- Exercise prompt
Copy out all lines that carry the word "moins".

- Data for processing
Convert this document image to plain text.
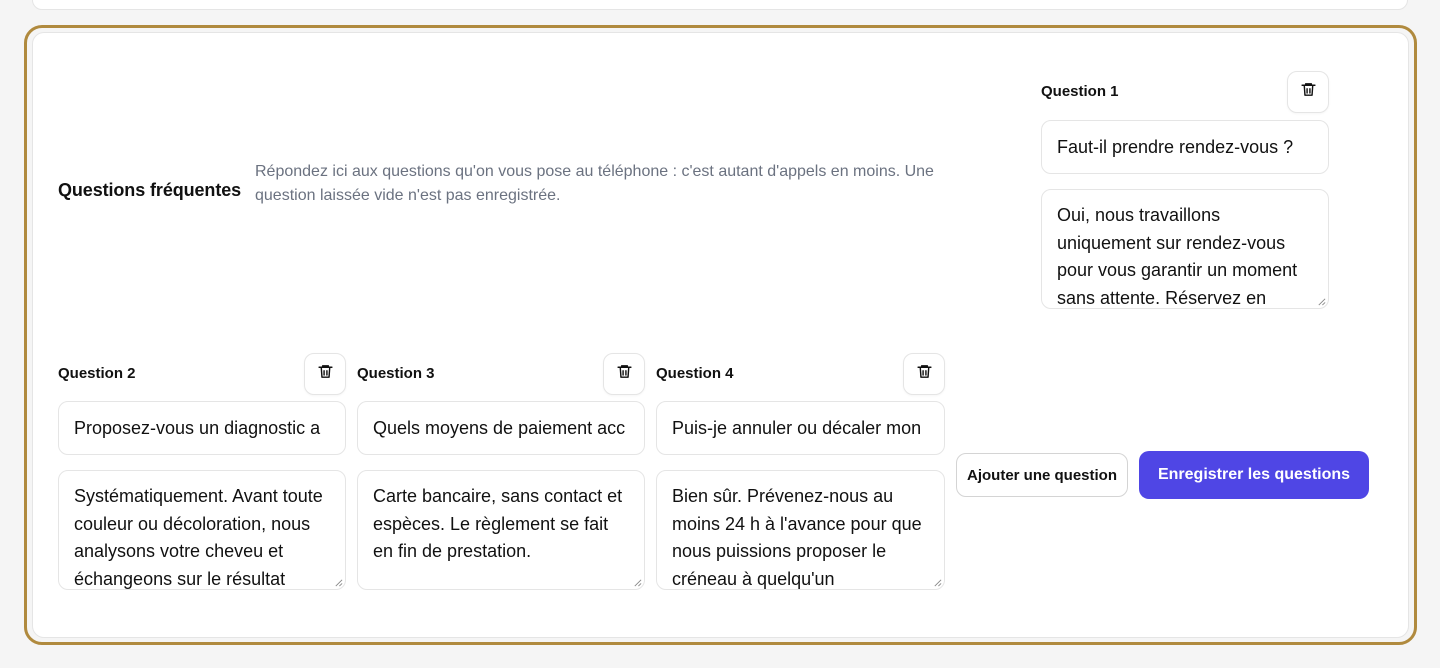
Questions fréquentes
Répondez ici aux questions qu'on vous pose au téléphone : c'est autant d'appels en moins. Une question laissée vide n'est pas enregistrée.
Question 1
Faut-il prendre rendez-vous ?
Oui, nous travaillons uniquement sur rendez-vous pour vous garantir un moment sans attente. Réservez en
Question 2
Proposez-vous un diagnostic a
Systématiquement. Avant toute couleur ou décoloration, nous analysons votre cheveu et échangeons sur le résultat
Question 3
Quels moyens de paiement acc
Carte bancaire, sans contact et espèces. Le règlement se fait en fin de prestation.
Question 4
Puis-je annuler ou décaler mon
Bien sûr. Prévenez-nous au moins 24 h à l'avance pour que nous puissions proposer le créneau à quelqu'un
Ajouter une question	Enregistrer les questions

- Final answer
Répondez ici aux questions qu'on vous pose au téléphone : c'est autant d'appels en moins. Une question laissée vide n'est pas enregistrée.
Bien sûr. Prévenez-nous au moins 24 h à l'avance pour que nous puissions proposer le créneau à quelqu'un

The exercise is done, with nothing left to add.